**TO DO:**
Search the records for the word "chung" and pick out every line that has it.

**DATA IN THIS EXERCISE:**

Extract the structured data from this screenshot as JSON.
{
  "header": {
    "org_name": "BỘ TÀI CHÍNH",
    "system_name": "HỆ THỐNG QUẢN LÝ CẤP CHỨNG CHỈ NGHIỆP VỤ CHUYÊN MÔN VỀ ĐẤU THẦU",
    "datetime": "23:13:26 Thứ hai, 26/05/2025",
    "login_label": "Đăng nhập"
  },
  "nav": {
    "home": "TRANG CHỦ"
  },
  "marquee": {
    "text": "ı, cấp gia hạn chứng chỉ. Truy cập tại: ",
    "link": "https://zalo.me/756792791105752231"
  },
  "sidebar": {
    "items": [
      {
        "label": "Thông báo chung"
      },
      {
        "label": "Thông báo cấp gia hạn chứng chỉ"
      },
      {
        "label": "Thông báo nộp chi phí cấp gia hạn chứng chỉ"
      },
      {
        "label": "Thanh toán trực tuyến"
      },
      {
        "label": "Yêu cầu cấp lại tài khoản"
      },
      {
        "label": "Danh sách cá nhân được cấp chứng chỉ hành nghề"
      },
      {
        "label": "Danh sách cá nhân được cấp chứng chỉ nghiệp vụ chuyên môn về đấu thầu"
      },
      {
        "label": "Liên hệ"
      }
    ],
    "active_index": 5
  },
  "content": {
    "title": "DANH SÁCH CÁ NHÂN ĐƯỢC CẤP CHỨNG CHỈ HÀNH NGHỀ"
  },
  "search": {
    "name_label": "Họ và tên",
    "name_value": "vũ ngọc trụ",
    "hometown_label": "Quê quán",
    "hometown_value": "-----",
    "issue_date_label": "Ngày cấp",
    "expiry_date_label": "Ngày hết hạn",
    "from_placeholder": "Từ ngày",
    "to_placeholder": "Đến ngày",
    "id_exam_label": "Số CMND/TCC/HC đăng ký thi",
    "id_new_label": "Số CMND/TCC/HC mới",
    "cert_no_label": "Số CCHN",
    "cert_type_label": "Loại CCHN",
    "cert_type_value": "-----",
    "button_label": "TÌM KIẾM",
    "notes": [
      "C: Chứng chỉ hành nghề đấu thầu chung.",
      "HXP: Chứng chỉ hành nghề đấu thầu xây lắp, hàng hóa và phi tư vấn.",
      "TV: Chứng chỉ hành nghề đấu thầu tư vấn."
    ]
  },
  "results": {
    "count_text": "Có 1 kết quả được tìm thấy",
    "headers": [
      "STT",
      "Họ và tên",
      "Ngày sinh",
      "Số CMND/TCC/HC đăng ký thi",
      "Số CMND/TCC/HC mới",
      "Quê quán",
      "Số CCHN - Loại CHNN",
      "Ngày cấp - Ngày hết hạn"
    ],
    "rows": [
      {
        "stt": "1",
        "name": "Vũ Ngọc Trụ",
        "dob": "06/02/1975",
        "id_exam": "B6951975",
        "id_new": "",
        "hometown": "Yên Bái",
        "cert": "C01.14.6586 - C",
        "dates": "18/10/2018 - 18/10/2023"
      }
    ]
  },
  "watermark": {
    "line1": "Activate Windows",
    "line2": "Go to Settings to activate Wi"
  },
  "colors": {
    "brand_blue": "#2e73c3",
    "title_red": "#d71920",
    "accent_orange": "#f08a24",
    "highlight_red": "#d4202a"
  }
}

**RESULT BELOW:**
        "label": "Thông báo chung"
      "C: Chứng chỉ hành nghề đấu thầu chung.",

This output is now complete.